START

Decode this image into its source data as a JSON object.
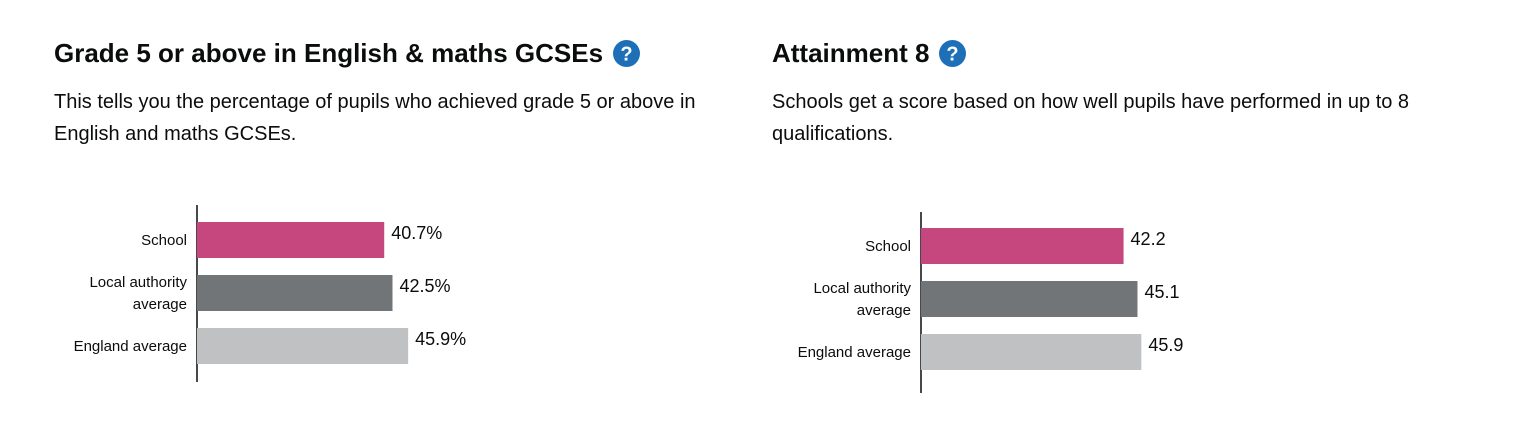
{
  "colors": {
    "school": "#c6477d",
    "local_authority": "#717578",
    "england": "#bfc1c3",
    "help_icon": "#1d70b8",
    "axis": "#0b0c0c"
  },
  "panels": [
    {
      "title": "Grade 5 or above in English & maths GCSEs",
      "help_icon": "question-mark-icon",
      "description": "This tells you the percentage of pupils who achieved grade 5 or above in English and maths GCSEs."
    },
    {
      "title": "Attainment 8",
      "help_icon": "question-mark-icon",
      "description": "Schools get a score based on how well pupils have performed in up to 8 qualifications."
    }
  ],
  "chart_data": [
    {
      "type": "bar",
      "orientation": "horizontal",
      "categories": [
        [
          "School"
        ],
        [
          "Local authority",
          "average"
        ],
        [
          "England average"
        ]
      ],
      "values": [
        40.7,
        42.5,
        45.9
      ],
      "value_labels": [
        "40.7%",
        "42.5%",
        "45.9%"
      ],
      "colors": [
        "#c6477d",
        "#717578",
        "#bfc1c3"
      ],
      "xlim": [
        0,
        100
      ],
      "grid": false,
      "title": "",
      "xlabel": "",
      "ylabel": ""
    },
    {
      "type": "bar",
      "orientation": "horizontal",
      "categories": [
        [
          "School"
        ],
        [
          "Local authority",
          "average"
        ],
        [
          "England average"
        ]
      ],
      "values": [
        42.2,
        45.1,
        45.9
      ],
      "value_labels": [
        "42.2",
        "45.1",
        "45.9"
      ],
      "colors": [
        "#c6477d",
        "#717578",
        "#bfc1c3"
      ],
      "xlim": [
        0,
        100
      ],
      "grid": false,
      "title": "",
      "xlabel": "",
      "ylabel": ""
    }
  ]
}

END
START

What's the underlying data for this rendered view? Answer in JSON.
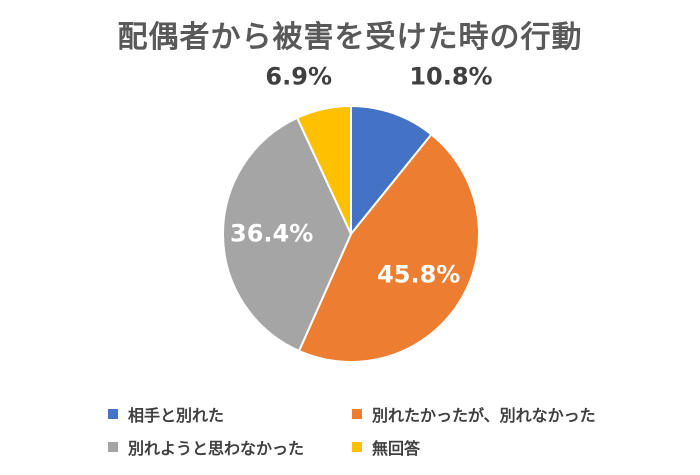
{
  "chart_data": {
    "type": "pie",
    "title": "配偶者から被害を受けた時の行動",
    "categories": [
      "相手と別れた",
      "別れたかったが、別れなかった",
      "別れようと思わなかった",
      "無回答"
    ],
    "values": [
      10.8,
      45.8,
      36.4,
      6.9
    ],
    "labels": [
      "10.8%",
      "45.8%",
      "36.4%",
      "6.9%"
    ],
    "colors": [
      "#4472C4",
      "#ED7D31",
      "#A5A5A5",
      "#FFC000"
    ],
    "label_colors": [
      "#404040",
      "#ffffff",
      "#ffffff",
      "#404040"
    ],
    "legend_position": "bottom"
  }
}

END
START

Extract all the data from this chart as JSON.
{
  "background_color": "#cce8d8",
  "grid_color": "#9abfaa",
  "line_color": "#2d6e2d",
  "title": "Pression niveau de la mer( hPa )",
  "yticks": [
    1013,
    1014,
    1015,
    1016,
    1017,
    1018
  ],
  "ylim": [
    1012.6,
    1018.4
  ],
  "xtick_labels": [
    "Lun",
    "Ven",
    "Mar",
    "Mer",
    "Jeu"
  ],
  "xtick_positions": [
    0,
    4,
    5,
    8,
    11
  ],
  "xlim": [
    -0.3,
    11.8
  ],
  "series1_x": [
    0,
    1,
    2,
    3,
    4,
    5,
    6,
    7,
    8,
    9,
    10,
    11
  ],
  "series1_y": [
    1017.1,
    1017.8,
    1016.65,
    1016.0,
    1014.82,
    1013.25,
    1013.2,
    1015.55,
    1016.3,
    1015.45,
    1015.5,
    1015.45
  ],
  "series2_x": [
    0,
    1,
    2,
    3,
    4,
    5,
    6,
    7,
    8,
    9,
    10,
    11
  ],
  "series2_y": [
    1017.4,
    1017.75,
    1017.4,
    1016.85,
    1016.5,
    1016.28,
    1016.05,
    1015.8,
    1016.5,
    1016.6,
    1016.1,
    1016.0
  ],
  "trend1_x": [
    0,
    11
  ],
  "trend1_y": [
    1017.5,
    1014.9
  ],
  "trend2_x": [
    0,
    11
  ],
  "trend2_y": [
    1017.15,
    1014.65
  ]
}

END

--- Stated goal ---
Say how many lines above hold the word "English", giving only the count.

--- Full output ---
2